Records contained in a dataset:
● ● ● ● ●
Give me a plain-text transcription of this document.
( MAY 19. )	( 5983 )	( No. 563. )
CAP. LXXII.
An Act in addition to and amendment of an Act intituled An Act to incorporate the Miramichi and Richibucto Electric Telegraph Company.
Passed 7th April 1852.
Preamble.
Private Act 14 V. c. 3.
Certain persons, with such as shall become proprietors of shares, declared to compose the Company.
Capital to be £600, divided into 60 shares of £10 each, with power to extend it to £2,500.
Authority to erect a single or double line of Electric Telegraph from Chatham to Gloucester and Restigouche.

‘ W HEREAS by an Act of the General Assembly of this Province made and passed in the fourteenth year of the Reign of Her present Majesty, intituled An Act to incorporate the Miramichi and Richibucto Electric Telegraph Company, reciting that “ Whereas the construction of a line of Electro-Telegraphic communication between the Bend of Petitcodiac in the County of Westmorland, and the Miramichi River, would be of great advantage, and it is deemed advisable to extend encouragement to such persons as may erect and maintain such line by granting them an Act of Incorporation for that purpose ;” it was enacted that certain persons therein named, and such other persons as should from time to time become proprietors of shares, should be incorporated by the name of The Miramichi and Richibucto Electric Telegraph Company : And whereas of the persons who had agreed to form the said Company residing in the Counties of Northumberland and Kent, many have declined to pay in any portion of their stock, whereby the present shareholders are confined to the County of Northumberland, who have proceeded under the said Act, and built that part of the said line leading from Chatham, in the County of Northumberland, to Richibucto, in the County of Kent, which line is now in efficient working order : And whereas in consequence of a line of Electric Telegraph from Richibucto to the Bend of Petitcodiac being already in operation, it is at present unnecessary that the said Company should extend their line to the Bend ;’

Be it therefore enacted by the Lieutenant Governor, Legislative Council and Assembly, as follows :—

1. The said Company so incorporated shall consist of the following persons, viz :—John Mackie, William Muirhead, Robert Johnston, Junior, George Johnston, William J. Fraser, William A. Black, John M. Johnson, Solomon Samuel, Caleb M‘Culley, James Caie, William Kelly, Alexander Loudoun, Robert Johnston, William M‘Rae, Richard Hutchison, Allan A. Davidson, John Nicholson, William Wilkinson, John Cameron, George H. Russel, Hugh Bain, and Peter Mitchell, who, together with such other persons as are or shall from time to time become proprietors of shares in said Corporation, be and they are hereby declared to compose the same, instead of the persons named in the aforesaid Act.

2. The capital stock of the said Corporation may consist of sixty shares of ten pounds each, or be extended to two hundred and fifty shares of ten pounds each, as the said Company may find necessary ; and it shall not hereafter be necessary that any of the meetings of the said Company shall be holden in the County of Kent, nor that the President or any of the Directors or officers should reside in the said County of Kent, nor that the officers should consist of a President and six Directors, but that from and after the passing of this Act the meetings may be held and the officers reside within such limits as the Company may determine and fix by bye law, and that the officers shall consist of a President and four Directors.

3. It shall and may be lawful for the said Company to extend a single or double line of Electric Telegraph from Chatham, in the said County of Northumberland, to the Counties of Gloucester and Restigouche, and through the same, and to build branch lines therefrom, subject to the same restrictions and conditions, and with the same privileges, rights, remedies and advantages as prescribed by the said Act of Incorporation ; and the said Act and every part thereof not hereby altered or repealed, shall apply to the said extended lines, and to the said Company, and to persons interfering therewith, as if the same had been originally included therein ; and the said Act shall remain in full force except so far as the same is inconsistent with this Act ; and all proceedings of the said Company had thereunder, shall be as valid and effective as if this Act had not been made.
● ● ● ● ●
Set problem: Report each line in the preceding entries that holds the string "declared".

The solution:
Certain persons, with such as shall become proprietors of shares, declared to compose the Company.
1. The said Company so incorporated shall consist of the following persons, viz :—John Mackie, William Muirhead, Robert Johnston, Junior, George Johnston, William J. Fraser, William A. Black, John M. Johnson, Solomon Samuel, Caleb M‘Culley, James Caie, William Kelly, Alexander Loudoun, Robert Johnston, William M‘Rae, Richard Hutchison, Allan A. Davidson, John Nicholson, William Wilkinson, John Cameron, George H. Russel, Hugh Bain, and Peter Mitchell, who, together with such other persons as are or shall from time to time become proprietors of shares in said Corporation, be and they are hereby declared to compose the same, instead of the persons named in the aforesaid Act.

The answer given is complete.